Your task is to reproduce the entries below word for word.

-- START OF Exercise inputs --

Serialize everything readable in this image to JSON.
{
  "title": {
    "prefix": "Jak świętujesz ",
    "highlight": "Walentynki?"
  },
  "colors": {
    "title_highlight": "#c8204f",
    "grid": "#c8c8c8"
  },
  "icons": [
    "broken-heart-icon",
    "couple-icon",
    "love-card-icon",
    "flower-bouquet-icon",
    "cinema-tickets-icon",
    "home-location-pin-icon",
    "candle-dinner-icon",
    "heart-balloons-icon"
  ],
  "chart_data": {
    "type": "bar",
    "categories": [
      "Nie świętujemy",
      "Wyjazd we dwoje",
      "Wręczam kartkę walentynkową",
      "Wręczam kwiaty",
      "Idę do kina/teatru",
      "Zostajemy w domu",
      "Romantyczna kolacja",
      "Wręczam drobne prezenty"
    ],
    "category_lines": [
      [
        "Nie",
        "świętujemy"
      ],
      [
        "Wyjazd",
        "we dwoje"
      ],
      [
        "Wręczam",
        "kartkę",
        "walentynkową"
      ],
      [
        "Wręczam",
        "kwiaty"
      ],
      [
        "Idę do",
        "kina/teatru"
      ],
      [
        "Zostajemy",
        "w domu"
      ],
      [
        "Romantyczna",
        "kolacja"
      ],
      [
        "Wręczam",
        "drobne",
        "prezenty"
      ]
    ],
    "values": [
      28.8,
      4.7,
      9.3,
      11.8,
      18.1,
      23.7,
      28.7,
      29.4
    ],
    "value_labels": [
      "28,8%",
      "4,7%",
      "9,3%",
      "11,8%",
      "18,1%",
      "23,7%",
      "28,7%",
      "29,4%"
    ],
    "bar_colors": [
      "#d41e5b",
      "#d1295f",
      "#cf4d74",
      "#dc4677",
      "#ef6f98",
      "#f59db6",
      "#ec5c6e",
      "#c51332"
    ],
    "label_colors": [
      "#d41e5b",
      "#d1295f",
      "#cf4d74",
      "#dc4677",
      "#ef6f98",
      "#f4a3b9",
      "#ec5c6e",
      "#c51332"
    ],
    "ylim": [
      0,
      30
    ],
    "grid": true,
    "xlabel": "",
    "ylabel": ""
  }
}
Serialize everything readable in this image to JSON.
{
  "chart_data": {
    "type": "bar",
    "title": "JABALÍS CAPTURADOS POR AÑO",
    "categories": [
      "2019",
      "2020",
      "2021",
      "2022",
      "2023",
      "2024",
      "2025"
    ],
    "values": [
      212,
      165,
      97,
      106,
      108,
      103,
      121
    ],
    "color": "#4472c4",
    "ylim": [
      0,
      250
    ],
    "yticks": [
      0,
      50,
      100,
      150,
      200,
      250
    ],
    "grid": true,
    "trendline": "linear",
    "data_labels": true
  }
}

-- END OF Exercise inputs --

- _Exercise response_:
Serialize everything readable in this image to JSON.
{
  "title": {
    "prefix": "Jak świętujesz ",
    "highlight": "Walentynki?"
  },
  "colors": {
    "title_highlight": "#c8204f",
    "grid": "#c8c8c8"
  },
  "icons": [
    "broken-heart-icon",
    "couple-icon",
    "love-card-icon",
    "flower-bouquet-icon",
    "cinema-tickets-icon",
    "home-location-pin-icon",
    "candle-dinner-icon",
    "heart-balloons-icon"
  ],
  "chart_data": {
    "type": "bar",
    "categories": [
      "Nie świętujemy",
      "Wyjazd we dwoje",
      "Wręczam kartkę walentynkową",
      "Wręczam kwiaty",
      "Idę do kina/teatru",
      "Zostajemy w domu",
      "Romantyczna kolacja",
      "Wręczam drobne prezenty"
    ],
    "category_lines": [
      [
        "Nie",
        "świętujemy"
      ],
      [
        "Wyjazd",
        "we dwoje"
      ],
      [
        "Wręczam",
        "kartkę",
        "walentynkową"
      ],
      [
        "Wręczam",
        "kwiaty"
      ],
      [
        "Idę do",
        "kina/teatru"
      ],
      [
        "Zostajemy",
        "w domu"
      ],
      [
        "Romantyczna",
        "kolacja"
      ],
      [
        "Wręczam",
        "drobne",
        "prezenty"
      ]
    ],
    "values": [
      28.8,
      4.7,
      9.3,
      11.8,
      18.1,
      23.7,
      28.7,
      29.4
    ],
    "value_labels": [
      "28,8%",
      "4,7%",
      "9,3%",
      "11,8%",
      "18,1%",
      "23,7%",
      "28,7%",
      "29,4%"
    ],
    "bar_colors": [
      "#d41e5b",
      "#d1295f",
      "#cf4d74",
      "#dc4677",
      "#ef6f98",
      "#f59db6",
      "#ec5c6e",
      "#c51332"
    ],
    "label_colors": [
      "#d41e5b",
      "#d1295f",
      "#cf4d74",
      "#dc4677",
      "#ef6f98",
      "#f4a3b9",
      "#ec5c6e",
      "#c51332"
    ],
    "ylim": [
      0,
      30
    ],
    "grid": true,
    "xlabel": "",
    "ylabel": ""
  }
}
Serialize everything readable in this image to JSON.
{
  "chart_data": {
    "type": "bar",
    "title": "JABALÍS CAPTURADOS POR AÑO",
    "categories": [
      "2019",
      "2020",
      "2021",
      "2022",
      "2023",
      "2024",
      "2025"
    ],
    "values": [
      212,
      165,
      97,
      106,
      108,
      103,
      121
    ],
    "color": "#4472c4",
    "ylim": [
      0,
      250
    ],
    "yticks": [
      0,
      50,
      100,
      150,
      200,
      250
    ],
    "grid": true,
    "trendline": "linear",
    "data_labels": true
  }
}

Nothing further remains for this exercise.